For the data below, work out how many lines include the string "What" and report only the number.

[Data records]

┌────────

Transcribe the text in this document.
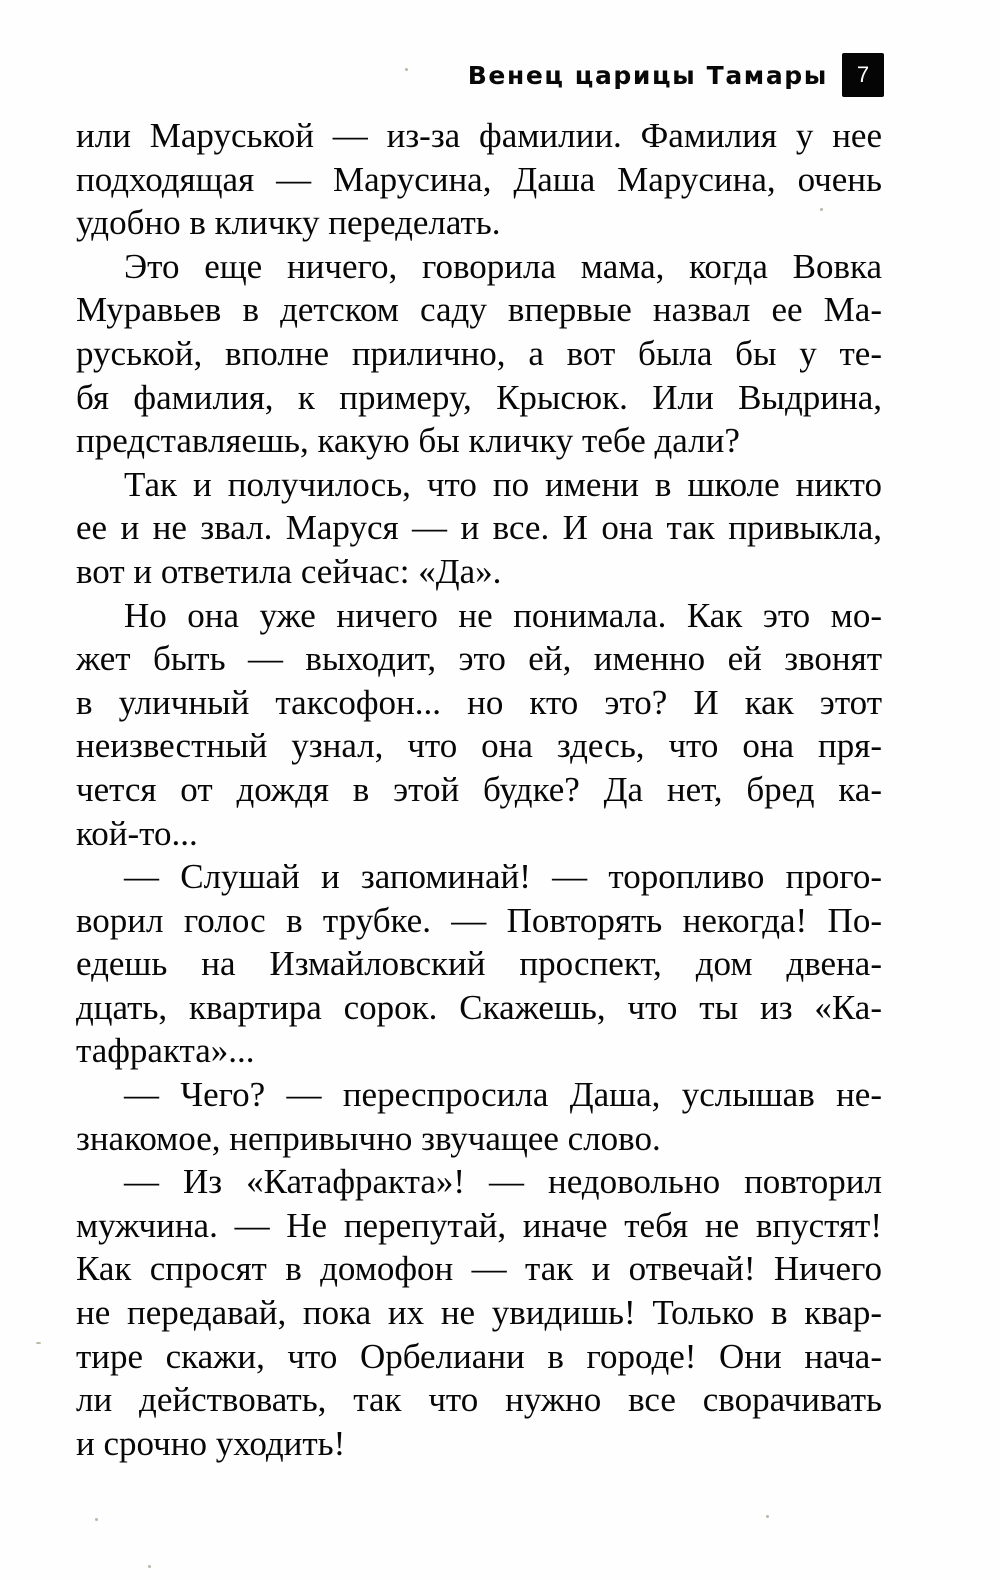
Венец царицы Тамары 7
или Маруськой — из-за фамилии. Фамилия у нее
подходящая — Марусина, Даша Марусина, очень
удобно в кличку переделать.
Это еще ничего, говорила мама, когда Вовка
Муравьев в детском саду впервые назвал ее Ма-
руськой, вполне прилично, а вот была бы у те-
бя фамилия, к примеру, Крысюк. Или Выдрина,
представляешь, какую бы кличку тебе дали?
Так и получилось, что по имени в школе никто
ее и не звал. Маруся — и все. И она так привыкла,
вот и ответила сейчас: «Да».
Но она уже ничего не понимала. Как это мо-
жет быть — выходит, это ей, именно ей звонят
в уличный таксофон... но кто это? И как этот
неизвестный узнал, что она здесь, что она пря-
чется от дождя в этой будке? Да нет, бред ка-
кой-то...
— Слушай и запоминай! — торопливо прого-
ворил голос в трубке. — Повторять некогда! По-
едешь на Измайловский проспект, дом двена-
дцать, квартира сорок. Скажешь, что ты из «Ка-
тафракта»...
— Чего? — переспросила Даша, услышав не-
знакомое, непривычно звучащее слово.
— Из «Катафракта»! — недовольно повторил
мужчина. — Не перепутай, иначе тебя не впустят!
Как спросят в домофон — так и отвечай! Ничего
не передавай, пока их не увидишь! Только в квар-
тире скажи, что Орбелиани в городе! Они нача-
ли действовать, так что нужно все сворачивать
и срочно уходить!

└────────
┌────────

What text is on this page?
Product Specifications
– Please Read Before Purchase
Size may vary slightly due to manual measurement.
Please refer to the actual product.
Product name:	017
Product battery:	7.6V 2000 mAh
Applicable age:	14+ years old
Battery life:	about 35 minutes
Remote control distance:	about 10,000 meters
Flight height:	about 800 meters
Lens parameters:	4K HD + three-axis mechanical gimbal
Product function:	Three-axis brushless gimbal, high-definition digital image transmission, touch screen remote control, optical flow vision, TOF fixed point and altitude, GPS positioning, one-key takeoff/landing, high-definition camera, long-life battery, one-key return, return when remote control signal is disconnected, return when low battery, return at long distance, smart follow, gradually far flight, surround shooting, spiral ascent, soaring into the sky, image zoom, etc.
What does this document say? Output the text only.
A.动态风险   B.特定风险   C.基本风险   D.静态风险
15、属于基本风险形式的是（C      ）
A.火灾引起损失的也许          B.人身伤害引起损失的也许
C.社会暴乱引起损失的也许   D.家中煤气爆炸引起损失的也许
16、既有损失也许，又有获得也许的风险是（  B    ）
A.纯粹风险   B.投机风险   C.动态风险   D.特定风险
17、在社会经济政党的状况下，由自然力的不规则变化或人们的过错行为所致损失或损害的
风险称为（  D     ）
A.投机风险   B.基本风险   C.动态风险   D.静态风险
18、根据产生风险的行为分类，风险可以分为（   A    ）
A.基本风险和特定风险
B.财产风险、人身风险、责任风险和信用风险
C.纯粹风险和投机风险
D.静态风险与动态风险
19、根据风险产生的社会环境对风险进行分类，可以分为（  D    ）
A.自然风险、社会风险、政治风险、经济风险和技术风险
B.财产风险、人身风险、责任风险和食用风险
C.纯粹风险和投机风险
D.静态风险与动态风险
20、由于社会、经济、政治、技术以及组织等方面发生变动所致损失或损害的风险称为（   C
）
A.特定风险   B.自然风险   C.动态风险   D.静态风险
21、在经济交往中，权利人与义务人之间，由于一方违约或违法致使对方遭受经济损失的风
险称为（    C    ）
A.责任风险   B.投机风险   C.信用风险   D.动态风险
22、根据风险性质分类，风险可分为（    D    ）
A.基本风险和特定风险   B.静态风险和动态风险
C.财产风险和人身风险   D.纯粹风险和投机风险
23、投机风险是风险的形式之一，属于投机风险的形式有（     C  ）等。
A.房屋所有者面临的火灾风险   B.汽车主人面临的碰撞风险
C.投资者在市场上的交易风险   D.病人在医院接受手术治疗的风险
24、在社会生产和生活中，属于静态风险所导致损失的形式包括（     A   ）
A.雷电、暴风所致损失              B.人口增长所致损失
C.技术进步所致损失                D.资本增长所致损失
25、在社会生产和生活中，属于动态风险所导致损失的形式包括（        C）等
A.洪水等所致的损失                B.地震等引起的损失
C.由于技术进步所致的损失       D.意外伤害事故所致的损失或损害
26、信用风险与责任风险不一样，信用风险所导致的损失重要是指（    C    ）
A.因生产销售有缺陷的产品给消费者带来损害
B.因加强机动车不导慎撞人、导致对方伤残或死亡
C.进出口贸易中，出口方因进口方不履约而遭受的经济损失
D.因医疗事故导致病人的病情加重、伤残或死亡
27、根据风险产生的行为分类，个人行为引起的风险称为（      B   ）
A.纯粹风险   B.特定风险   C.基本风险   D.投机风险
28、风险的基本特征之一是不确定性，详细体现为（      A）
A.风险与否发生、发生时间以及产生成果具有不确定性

└────────
┌────────

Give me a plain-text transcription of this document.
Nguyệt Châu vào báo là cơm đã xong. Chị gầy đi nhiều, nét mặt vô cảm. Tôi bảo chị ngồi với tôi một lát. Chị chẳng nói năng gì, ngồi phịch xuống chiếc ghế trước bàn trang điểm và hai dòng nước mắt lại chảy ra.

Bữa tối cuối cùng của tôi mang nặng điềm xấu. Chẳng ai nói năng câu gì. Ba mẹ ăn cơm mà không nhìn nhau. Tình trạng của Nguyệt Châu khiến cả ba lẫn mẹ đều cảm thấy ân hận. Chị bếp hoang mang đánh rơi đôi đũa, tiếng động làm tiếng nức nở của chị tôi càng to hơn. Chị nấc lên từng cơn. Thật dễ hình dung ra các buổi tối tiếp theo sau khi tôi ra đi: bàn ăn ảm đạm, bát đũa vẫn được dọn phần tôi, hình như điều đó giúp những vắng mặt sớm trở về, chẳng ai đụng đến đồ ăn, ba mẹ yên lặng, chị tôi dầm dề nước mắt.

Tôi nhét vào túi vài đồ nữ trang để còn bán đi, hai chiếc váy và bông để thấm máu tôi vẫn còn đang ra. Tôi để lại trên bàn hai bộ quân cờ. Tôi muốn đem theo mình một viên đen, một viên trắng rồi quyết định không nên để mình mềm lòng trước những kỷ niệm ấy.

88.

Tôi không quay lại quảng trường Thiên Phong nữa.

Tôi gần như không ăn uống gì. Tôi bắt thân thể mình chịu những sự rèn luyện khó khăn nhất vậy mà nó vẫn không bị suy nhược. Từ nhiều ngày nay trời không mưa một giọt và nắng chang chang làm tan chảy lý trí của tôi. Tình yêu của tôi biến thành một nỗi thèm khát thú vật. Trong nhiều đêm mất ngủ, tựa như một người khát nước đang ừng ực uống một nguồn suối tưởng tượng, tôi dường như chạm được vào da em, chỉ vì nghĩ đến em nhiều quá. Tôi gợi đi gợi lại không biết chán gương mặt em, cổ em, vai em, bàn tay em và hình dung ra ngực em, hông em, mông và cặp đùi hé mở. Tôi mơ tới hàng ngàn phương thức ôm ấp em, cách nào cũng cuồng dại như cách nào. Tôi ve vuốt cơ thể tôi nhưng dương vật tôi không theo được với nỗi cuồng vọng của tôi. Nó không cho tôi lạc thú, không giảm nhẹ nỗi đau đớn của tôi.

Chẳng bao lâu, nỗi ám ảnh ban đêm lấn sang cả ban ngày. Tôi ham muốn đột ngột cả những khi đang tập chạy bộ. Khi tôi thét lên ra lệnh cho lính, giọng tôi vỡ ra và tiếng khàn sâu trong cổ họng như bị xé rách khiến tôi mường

└────────

> Response below
2